# Do this:
Transcribe all of the material exactly, except for its pictures.

# Given data:
— BEGIN —

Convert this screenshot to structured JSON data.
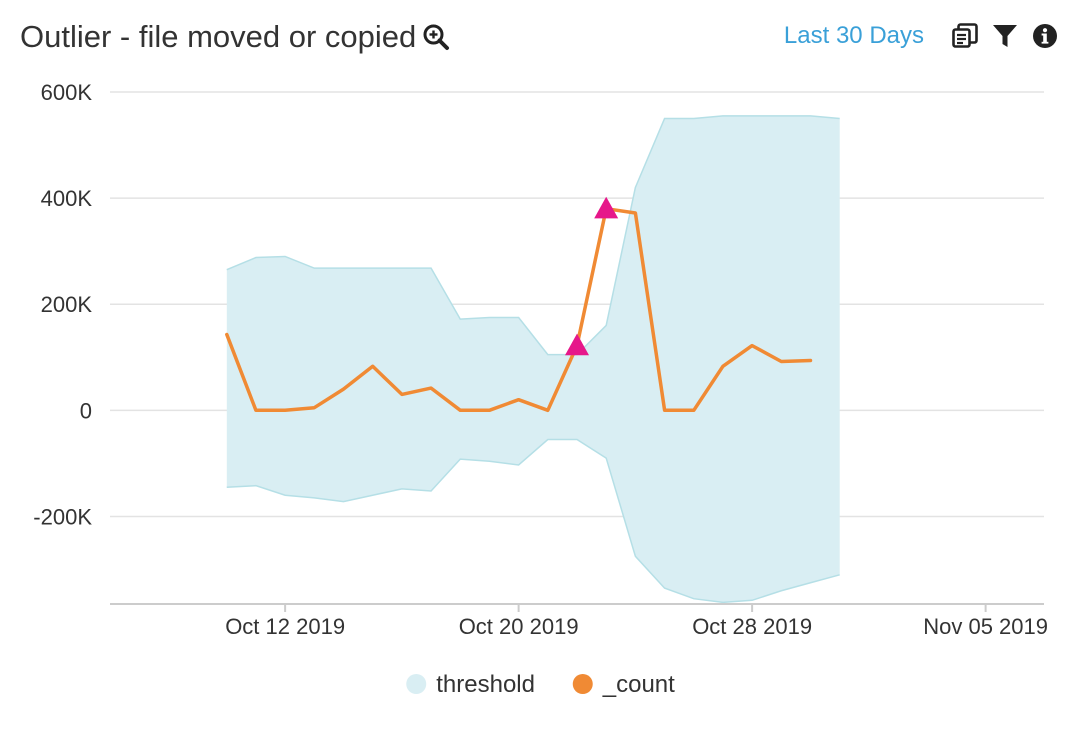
{
  "header": {
    "title": "Outlier - file moved or copied",
    "time_range_label": "Last 30 Days",
    "icons": {
      "zoom": "zoom-in-icon",
      "copy": "copy-icon",
      "filter": "filter-icon",
      "info": "info-icon"
    }
  },
  "chart_data": {
    "type": "area",
    "x_axis": {
      "ticks": [
        "2019-10-12",
        "2019-10-20",
        "2019-10-28",
        "2019-11-05"
      ],
      "tick_labels": [
        "Oct 12 2019",
        "Oct 20 2019",
        "Oct 28 2019",
        "Nov 05 2019"
      ],
      "range": [
        "2019-10-06",
        "2019-11-07"
      ]
    },
    "y_axis": {
      "ticks": [
        -200000,
        0,
        200000,
        400000,
        600000
      ],
      "tick_labels": [
        "-200K",
        "0",
        "200K",
        "400K",
        "600K"
      ],
      "range": [
        -365000,
        600000
      ]
    },
    "grid": true,
    "legend_position": "bottom-center",
    "x": [
      "2019-10-10",
      "2019-10-11",
      "2019-10-12",
      "2019-10-13",
      "2019-10-14",
      "2019-10-15",
      "2019-10-16",
      "2019-10-17",
      "2019-10-18",
      "2019-10-19",
      "2019-10-20",
      "2019-10-21",
      "2019-10-22",
      "2019-10-23",
      "2019-10-24",
      "2019-10-25",
      "2019-10-26",
      "2019-10-27",
      "2019-10-28",
      "2019-10-29",
      "2019-10-30",
      "2019-10-31"
    ],
    "series": [
      {
        "name": "threshold",
        "kind": "band",
        "color": "#d9eef3",
        "edge_color": "#b5dfe6",
        "upper": [
          265000,
          288000,
          290000,
          268000,
          268000,
          268000,
          268000,
          268000,
          172000,
          175000,
          175000,
          105000,
          105000,
          160000,
          420000,
          550000,
          550000,
          555000,
          555000,
          555000,
          555000,
          550000
        ],
        "lower": [
          -145000,
          -142000,
          -160000,
          -165000,
          -172000,
          -160000,
          -148000,
          -152000,
          -92000,
          -96000,
          -103000,
          -55000,
          -55000,
          -90000,
          -275000,
          -335000,
          -355000,
          -362000,
          -358000,
          -340000,
          -325000,
          -310000
        ]
      },
      {
        "name": "_count",
        "kind": "line",
        "color": "#f08a34",
        "values": [
          143000,
          0,
          0,
          5000,
          40000,
          83000,
          30000,
          42000,
          0,
          0,
          20000,
          0,
          122000,
          380000,
          372000,
          0,
          0,
          83000,
          122000,
          92000,
          94000,
          null
        ]
      }
    ],
    "outliers": {
      "color": "#e6178a",
      "points": [
        {
          "x": "2019-10-22",
          "y": 122000
        },
        {
          "x": "2019-10-23",
          "y": 380000
        }
      ]
    }
  }
}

— END —

# Task solution:
Convert this screenshot to structured JSON data.
{
  "header": {
    "title": "Outlier - file moved or copied",
    "time_range_label": "Last 30 Days",
    "icons": {
      "zoom": "zoom-in-icon",
      "copy": "copy-icon",
      "filter": "filter-icon",
      "info": "info-icon"
    }
  },
  "chart_data": {
    "type": "area",
    "x_axis": {
      "ticks": [
        "2019-10-12",
        "2019-10-20",
        "2019-10-28",
        "2019-11-05"
      ],
      "tick_labels": [
        "Oct 12 2019",
        "Oct 20 2019",
        "Oct 28 2019",
        "Nov 05 2019"
      ],
      "range": [
        "2019-10-06",
        "2019-11-07"
      ]
    },
    "y_axis": {
      "ticks": [
        -200000,
        0,
        200000,
        400000,
        600000
      ],
      "tick_labels": [
        "-200K",
        "0",
        "200K",
        "400K",
        "600K"
      ],
      "range": [
        -365000,
        600000
      ]
    },
    "grid": true,
    "legend_position": "bottom-center",
    "x": [
      "2019-10-10",
      "2019-10-11",
      "2019-10-12",
      "2019-10-13",
      "2019-10-14",
      "2019-10-15",
      "2019-10-16",
      "2019-10-17",
      "2019-10-18",
      "2019-10-19",
      "2019-10-20",
      "2019-10-21",
      "2019-10-22",
      "2019-10-23",
      "2019-10-24",
      "2019-10-25",
      "2019-10-26",
      "2019-10-27",
      "2019-10-28",
      "2019-10-29",
      "2019-10-30",
      "2019-10-31"
    ],
    "series": [
      {
        "name": "threshold",
        "kind": "band",
        "color": "#d9eef3",
        "edge_color": "#b5dfe6",
        "upper": [
          265000,
          288000,
          290000,
          268000,
          268000,
          268000,
          268000,
          268000,
          172000,
          175000,
          175000,
          105000,
          105000,
          160000,
          420000,
          550000,
          550000,
          555000,
          555000,
          555000,
          555000,
          550000
        ],
        "lower": [
          -145000,
          -142000,
          -160000,
          -165000,
          -172000,
          -160000,
          -148000,
          -152000,
          -92000,
          -96000,
          -103000,
          -55000,
          -55000,
          -90000,
          -275000,
          -335000,
          -355000,
          -362000,
          -358000,
          -340000,
          -325000,
          -310000
        ]
      },
      {
        "name": "_count",
        "kind": "line",
        "color": "#f08a34",
        "values": [
          143000,
          0,
          0,
          5000,
          40000,
          83000,
          30000,
          42000,
          0,
          0,
          20000,
          0,
          122000,
          380000,
          372000,
          0,
          0,
          83000,
          122000,
          92000,
          94000,
          null
        ]
      }
    ],
    "outliers": {
      "color": "#e6178a",
      "points": [
        {
          "x": "2019-10-22",
          "y": 122000
        },
        {
          "x": "2019-10-23",
          "y": 380000
        }
      ]
    }
  }
}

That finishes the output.